### Prompt:
Your answer should be one number: how many lines of the data include the string "Numero"?

[Records excerpted from a collection]
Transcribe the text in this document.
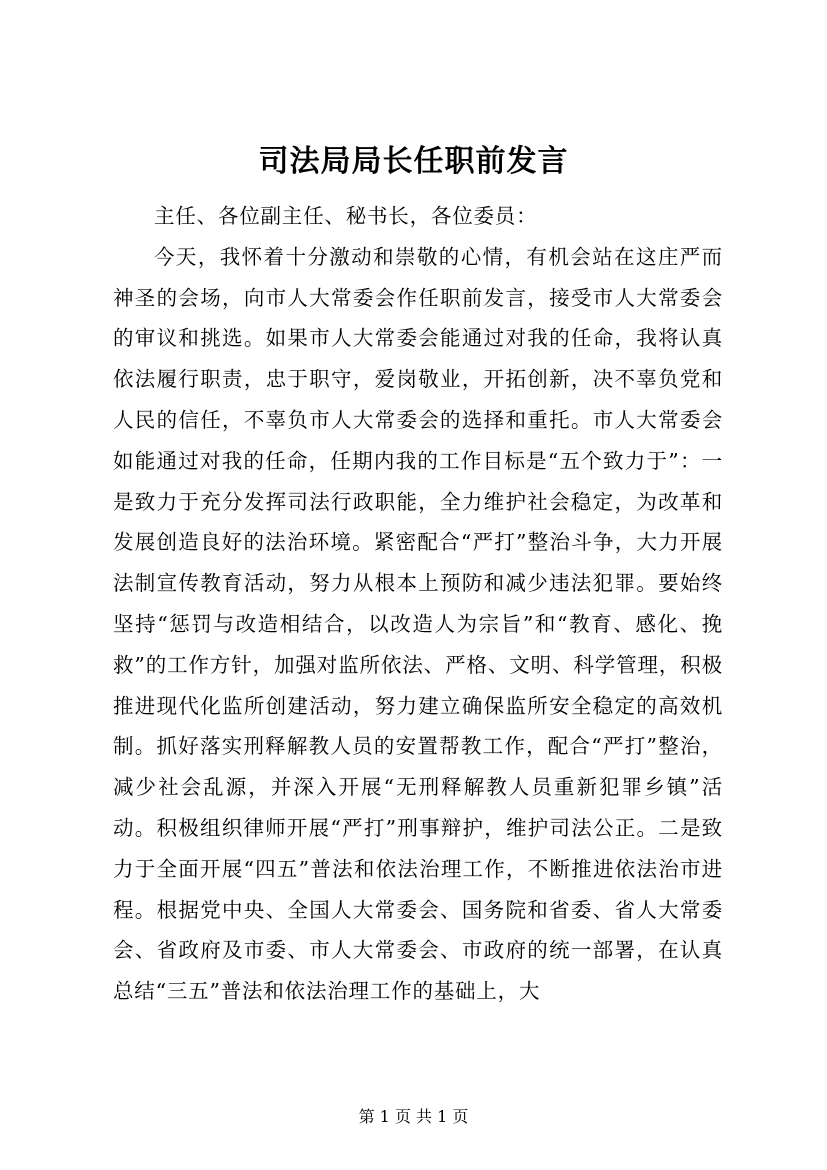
司法局局长任职前发言

主任、各位副主任、秘书长，各位委员：

今天，我怀着十分激动和崇敬的心情，有机会站在这庄严而神圣的会场，向市人大常委会作任职前发言，接受市人大常委会的审议和挑选。如果市人大常委会能通过对我的任命，我将认真依法履行职责，忠于职守，爱岗敬业，开拓创新，决不辜负党和人民的信任，不辜负市人大常委会的选择和重托。市人大常委会如能通过对我的任命，任期内我的工作目标是“五个致力于”：一是致力于充分发挥司法行政职能，全力维护社会稳定，为改革和发展创造良好的法治环境。紧密配合“严打”整治斗争，大力开展法制宣传教育活动，努力从根本上预防和减少违法犯罪。要始终坚持“惩罚与改造相结合，以改造人为宗旨”和“教育、感化、挽救”的工作方针，加强对监所依法、严格、文明、科学管理，积极推进现代化监所创建活动，努力建立确保监所安全稳定的高效机制。抓好落实刑释解教人员的安置帮教工作，配合“严打”整治，减少社会乱源，并深入开展“无刑释解教人员重新犯罪乡镇”活动。积极组织律师开展“严打”刑事辩护，维护司法公正。二是致力于全面开展“四五”普法和依法治理工作，不断推进依法治市进程。根据党中央、全国人大常委会、国务院和省委、省人大常委会、省政府及市委、市人大常委会、市政府的统一部署，在认真总结“三五”普法和依法治理工作的基础上，大

第 1 页 共 1 页
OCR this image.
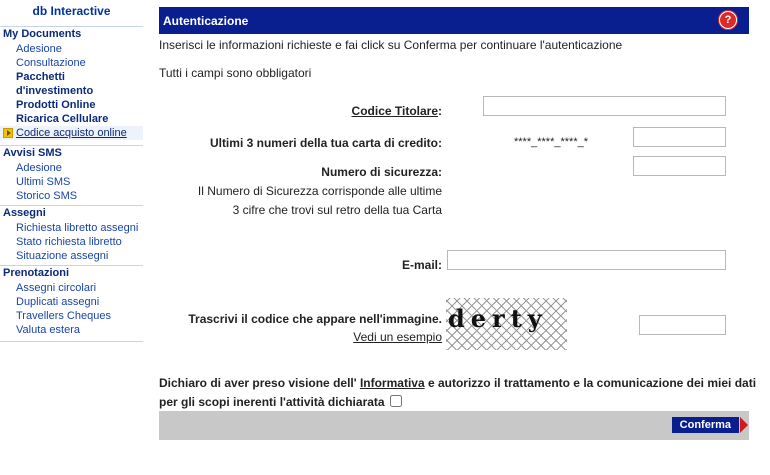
db Interactive
My Documents
Adesione
Consultazione
Pacchetti d'investimento
Prodotti Online
Ricarica Cellulare
Codice acquisto online
Avvisi SMS
Adesione
Ultimi SMS
Storico SMS
Assegni
Richiesta libretto assegni
Stato richiesta libretto
Situazione assegni
Prenotazioni
Assegni circolari
Duplicati assegni
Travellers Cheques
Valuta estera
Autenticazione	?
Inserisci le informazioni richieste e fai click su Conferma per continuare l'autenticazione
Tutti i campi sono obbligatori
Codice Titolare:
Ultimi 3 numeri della tua carta di credito:	****_****_****_*
Numero di sicurezza:
Il Numero di Sicurezza corrisponde alle ultime
3 cifre che trovi sul retro della tua Carta
E-mail:
Trascrivi il codice che appare nell'immagine.
Vedi un esempio
derty
Dichiaro di aver preso visione dell' Informativa e autorizzo il trattamento e la comunicazione dei miei dati
per gli scopi inerenti l'attività dichiarata
Conferma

### Answer to this problem:
2